**The task**:
Locate the word "color" in the data below, then copy every line that holds it.

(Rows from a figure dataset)
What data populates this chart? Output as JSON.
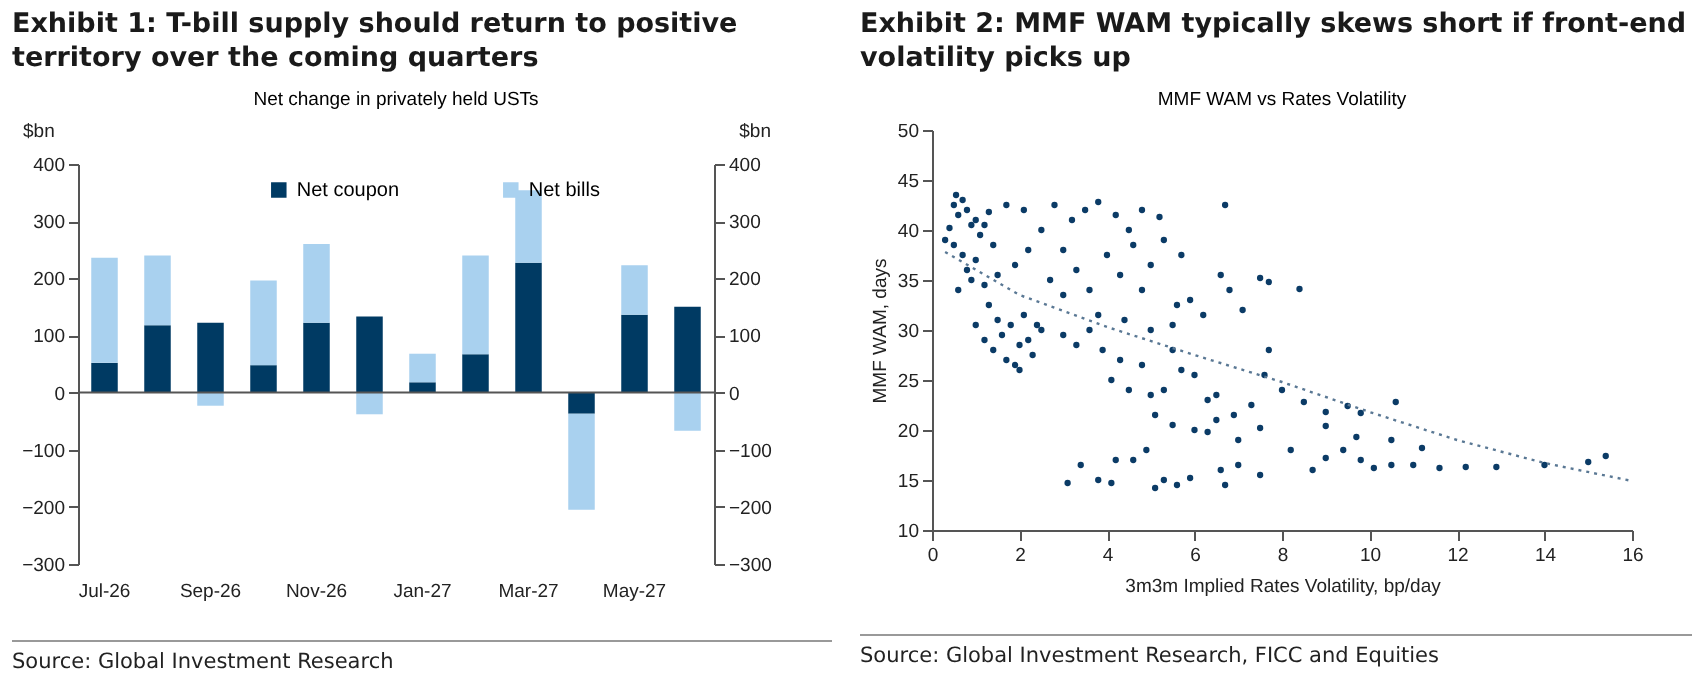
{
  "chart_data": [
    {
      "type": "bar",
      "title": "Exhibit 1: T-bill supply should return to positive territory over the coming quarters",
      "subtitle": "Net change in privately held USTs",
      "ylabel": "$bn",
      "y2label": "$bn",
      "categories": [
        "Jul-26",
        null,
        "Sep-26",
        null,
        "Nov-26",
        null,
        "Jan-27",
        null,
        "Mar-27",
        null,
        "May-27",
        null
      ],
      "stacked": true,
      "legend": "top",
      "series": [
        {
          "name": "Net coupon",
          "color": "#003a63",
          "values": [
            52,
            118,
            122,
            48,
            122,
            133,
            18,
            67,
            227,
            -37,
            136,
            150
          ]
        },
        {
          "name": "Net bills",
          "color": "#a9d1ef",
          "values": [
            184,
            122,
            -23,
            148,
            138,
            -38,
            50,
            173,
            127,
            -168,
            87,
            -67
          ]
        }
      ],
      "ylim": [
        -300,
        400
      ],
      "yticks": [
        -300,
        -200,
        -100,
        0,
        100,
        200,
        300,
        400
      ],
      "y2lim": [
        -300,
        400
      ],
      "y2ticks": [
        -300,
        -200,
        -100,
        0,
        100,
        200,
        300,
        400
      ],
      "annotations": [
        "Source: Global Investment Research"
      ]
    },
    {
      "type": "scatter",
      "title": "Exhibit 2: MMF WAM typically skews short if front-end volatility picks up",
      "subtitle": "MMF WAM vs Rates Volatility",
      "xlabel": "3m3m Implied Rates Volatility, bp/day",
      "ylabel": "MMF WAM, days",
      "marker": "circle",
      "xlim": [
        0,
        16
      ],
      "xticks": [
        0,
        2,
        4,
        6,
        8,
        10,
        12,
        14,
        16
      ],
      "ylim": [
        10,
        50
      ],
      "yticks": [
        10,
        15,
        20,
        25,
        30,
        35,
        40,
        45,
        50
      ],
      "series": [
        {
          "type": "scatter",
          "color": "#0b3b66",
          "x": [
            0.3,
            0.4,
            0.5,
            0.55,
            0.6,
            0.7,
            0.8,
            0.9,
            1.0,
            1.1,
            1.2,
            1.3,
            0.7,
            0.8,
            0.9,
            1.0,
            0.6,
            1.2,
            1.5,
            1.4,
            0.5,
            1.7,
            1.9,
            2.2,
            1.0,
            1.2,
            1.4,
            1.5,
            1.6,
            1.7,
            1.8,
            1.9,
            2.0,
            2.1,
            2.2,
            2.3,
            2.4,
            1.3,
            2.0,
            2.1,
            2.5,
            2.8,
            3.0,
            3.2,
            3.5,
            3.8,
            4.2,
            4.5,
            4.8,
            5.2,
            2.7,
            3.0,
            3.3,
            3.6,
            4.0,
            4.3,
            4.6,
            5.0,
            5.3,
            5.7,
            4.8,
            3.8,
            4.4,
            2.5,
            3.0,
            3.3,
            3.6,
            3.9,
            4.1,
            4.3,
            4.5,
            4.8,
            5.0,
            5.3,
            5.5,
            5.7,
            5.0,
            5.5,
            6.0,
            6.3,
            5.6,
            5.9,
            6.2,
            6.6,
            6.8,
            7.1,
            7.5,
            7.7,
            8.4,
            6.7,
            6.5,
            6.9,
            7.3,
            7.6,
            7.7,
            8.0,
            8.5,
            9.0,
            9.5,
            9.8,
            10.6,
            5.1,
            5.5,
            6.0,
            6.5,
            6.3,
            7.0,
            7.5,
            9.7,
            9.0,
            10.5,
            3.1,
            3.4,
            3.8,
            4.1,
            4.2,
            4.6,
            4.9,
            5.1,
            5.3,
            5.6,
            5.9,
            6.6,
            6.7,
            7.0,
            7.5,
            8.2,
            8.7,
            9.0,
            9.4,
            9.8,
            10.1,
            10.5,
            11.0,
            11.2,
            11.6,
            12.2,
            12.9,
            14.0,
            15.0,
            15.4
          ],
          "values": [
            39,
            40.2,
            42.5,
            43.5,
            41.5,
            43,
            42,
            40.5,
            41,
            39.5,
            40.5,
            41.8,
            37.5,
            36,
            35,
            37,
            34,
            34.5,
            35.5,
            38.5,
            38.5,
            42.5,
            36.5,
            38,
            30.5,
            29,
            28,
            31,
            29.5,
            27,
            30.5,
            26.5,
            28.5,
            31.5,
            29,
            27.5,
            30.5,
            32.5,
            26,
            42,
            40,
            42.5,
            38,
            41,
            42,
            42.8,
            41.5,
            40,
            42,
            41.3,
            35,
            33.5,
            36,
            34,
            37.5,
            35.5,
            38.5,
            36.5,
            39,
            37.5,
            34,
            31.5,
            31,
            30,
            29.5,
            28.5,
            30,
            28,
            25,
            27,
            24,
            26.5,
            23.5,
            24,
            28,
            26,
            30,
            30.5,
            25.5,
            23,
            32.5,
            33,
            31.5,
            35.5,
            34,
            32,
            35.2,
            34.8,
            34.1,
            42.5,
            23.5,
            21.5,
            22.5,
            25.5,
            28,
            24,
            22.8,
            21.8,
            22.4,
            21.7,
            22.8,
            21.5,
            20.5,
            20,
            21,
            19.8,
            19,
            20.2,
            19.3,
            20.4,
            19,
            14.7,
            16.5,
            15,
            14.7,
            17,
            17,
            18,
            14.2,
            15,
            14.5,
            15.2,
            16,
            14.5,
            16.5,
            15.5,
            18,
            16,
            17.2,
            18,
            17,
            16.2,
            16.5,
            16.5,
            18.2,
            16.2,
            16.3,
            16.3,
            16.5,
            16.8,
            17.4
          ]
        },
        {
          "type": "line",
          "color": "#5a7894",
          "line_style": "dotted",
          "marker": "none",
          "x": [
            0.3,
            2,
            4,
            6,
            8,
            10,
            12,
            14,
            16
          ],
          "values": [
            37.8,
            33.5,
            30.3,
            27.5,
            24.8,
            21.8,
            19,
            16.7,
            14.9
          ]
        }
      ],
      "annotations": [
        "Source: Global Investment Research, FICC and Equities"
      ]
    }
  ]
}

**Task solution**:
          "color": "#003a63",
          "color": "#a9d1ef",
          "color": "#0b3b66",
          "color": "#5a7894",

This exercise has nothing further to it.